### CHALLENGE:
State how many lines of the data contain the word "name", and write nothing besides the number.

### PROVIDED RECORDS:
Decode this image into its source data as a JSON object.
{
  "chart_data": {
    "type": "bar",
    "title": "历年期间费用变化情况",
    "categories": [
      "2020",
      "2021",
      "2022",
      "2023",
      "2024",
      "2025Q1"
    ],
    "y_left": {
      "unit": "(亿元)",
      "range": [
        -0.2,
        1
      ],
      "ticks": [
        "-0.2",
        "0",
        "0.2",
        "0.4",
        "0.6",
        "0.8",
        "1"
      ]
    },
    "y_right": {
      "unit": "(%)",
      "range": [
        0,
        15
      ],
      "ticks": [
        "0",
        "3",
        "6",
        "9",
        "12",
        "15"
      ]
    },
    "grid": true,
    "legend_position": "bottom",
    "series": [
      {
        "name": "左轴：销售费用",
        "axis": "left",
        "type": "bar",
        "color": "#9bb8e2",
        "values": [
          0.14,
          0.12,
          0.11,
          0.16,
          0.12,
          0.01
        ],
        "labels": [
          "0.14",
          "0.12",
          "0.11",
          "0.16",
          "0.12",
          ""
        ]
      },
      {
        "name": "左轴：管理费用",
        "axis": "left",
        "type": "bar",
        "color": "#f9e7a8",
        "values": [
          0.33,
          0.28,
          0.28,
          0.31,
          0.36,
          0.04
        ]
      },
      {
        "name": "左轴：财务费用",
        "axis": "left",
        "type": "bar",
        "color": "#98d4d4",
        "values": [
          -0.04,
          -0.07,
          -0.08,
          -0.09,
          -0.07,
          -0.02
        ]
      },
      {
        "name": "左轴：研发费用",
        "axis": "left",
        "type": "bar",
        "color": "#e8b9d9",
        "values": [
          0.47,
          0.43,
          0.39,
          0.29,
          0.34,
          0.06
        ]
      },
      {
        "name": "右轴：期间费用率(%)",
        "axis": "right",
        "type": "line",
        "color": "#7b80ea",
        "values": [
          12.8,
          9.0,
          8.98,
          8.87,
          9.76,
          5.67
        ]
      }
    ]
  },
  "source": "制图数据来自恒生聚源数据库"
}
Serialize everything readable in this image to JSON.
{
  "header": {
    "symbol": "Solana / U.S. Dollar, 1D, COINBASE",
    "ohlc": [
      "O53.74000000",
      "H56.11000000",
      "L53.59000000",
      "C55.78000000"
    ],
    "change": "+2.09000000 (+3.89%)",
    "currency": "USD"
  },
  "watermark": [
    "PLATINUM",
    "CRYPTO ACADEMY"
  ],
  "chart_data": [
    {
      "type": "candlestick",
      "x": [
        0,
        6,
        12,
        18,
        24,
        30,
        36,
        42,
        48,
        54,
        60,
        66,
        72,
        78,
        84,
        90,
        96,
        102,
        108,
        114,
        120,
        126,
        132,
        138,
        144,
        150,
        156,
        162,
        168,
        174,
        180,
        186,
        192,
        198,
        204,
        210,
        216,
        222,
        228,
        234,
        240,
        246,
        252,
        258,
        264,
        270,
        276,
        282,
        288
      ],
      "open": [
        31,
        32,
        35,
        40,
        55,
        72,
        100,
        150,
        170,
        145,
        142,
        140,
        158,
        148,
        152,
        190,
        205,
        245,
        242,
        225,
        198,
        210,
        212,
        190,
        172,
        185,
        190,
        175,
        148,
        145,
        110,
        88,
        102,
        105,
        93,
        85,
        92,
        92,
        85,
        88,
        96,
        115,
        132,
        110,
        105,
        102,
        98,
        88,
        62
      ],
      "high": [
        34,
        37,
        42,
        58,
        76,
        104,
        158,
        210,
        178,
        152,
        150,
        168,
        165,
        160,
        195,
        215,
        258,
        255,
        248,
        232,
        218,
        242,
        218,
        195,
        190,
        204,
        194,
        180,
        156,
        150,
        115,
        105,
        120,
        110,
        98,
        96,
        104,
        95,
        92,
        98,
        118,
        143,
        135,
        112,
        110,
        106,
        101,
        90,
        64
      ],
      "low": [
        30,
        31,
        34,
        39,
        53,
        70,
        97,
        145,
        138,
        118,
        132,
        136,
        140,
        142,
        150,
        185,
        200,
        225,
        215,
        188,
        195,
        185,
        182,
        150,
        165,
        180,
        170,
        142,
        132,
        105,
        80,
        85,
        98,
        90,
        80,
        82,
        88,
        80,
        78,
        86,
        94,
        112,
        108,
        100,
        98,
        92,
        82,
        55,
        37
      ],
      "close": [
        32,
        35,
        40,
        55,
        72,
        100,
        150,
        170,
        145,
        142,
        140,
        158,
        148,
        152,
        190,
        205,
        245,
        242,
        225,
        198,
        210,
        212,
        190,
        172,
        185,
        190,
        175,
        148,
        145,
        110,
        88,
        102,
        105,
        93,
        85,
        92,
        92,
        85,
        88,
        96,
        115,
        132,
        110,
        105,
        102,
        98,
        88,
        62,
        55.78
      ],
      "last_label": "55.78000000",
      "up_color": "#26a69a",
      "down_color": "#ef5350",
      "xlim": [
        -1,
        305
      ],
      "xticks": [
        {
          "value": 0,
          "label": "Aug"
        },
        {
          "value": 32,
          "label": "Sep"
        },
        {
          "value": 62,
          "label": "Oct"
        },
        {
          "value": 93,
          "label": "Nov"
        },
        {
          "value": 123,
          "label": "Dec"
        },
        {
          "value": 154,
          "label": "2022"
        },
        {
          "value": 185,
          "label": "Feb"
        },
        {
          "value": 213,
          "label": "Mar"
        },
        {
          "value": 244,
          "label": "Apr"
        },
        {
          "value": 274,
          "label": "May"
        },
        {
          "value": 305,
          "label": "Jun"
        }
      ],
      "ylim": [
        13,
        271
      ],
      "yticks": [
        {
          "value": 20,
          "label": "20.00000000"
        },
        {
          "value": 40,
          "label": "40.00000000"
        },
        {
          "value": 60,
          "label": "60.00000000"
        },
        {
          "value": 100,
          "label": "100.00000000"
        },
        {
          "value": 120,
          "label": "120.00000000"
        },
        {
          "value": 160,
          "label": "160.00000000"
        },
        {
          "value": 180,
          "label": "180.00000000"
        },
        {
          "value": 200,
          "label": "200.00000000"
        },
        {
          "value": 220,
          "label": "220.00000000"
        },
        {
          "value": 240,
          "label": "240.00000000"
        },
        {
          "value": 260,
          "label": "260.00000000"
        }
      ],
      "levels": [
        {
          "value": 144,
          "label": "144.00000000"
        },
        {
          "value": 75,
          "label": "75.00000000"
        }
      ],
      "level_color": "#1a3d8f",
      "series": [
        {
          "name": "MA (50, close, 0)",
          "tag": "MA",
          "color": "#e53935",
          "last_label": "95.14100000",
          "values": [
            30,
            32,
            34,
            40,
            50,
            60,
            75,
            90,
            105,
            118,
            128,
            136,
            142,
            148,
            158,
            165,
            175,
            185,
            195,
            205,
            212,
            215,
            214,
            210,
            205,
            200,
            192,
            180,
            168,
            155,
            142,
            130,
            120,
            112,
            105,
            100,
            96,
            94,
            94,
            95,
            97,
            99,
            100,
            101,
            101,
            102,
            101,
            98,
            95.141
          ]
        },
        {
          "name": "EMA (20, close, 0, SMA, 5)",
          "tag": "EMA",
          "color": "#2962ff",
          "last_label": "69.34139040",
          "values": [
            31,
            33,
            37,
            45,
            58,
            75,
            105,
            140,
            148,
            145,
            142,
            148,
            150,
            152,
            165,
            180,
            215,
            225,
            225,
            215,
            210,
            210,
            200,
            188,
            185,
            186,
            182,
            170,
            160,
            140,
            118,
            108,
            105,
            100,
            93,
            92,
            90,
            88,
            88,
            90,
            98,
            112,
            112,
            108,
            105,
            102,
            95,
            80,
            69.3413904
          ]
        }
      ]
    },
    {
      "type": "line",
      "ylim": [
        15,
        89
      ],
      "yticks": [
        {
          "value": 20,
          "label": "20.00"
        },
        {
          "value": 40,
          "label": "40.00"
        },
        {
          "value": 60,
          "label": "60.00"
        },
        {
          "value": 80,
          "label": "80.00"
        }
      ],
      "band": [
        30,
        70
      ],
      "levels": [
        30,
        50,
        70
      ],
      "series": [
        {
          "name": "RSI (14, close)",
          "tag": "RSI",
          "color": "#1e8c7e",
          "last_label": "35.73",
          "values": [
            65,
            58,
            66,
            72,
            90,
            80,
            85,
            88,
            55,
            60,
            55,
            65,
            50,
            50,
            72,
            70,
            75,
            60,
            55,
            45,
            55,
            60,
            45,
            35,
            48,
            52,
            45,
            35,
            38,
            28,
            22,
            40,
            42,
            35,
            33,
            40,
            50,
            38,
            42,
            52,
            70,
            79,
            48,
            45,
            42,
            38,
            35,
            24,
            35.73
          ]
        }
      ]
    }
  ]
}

### ANSWER TO THIS TASK:
8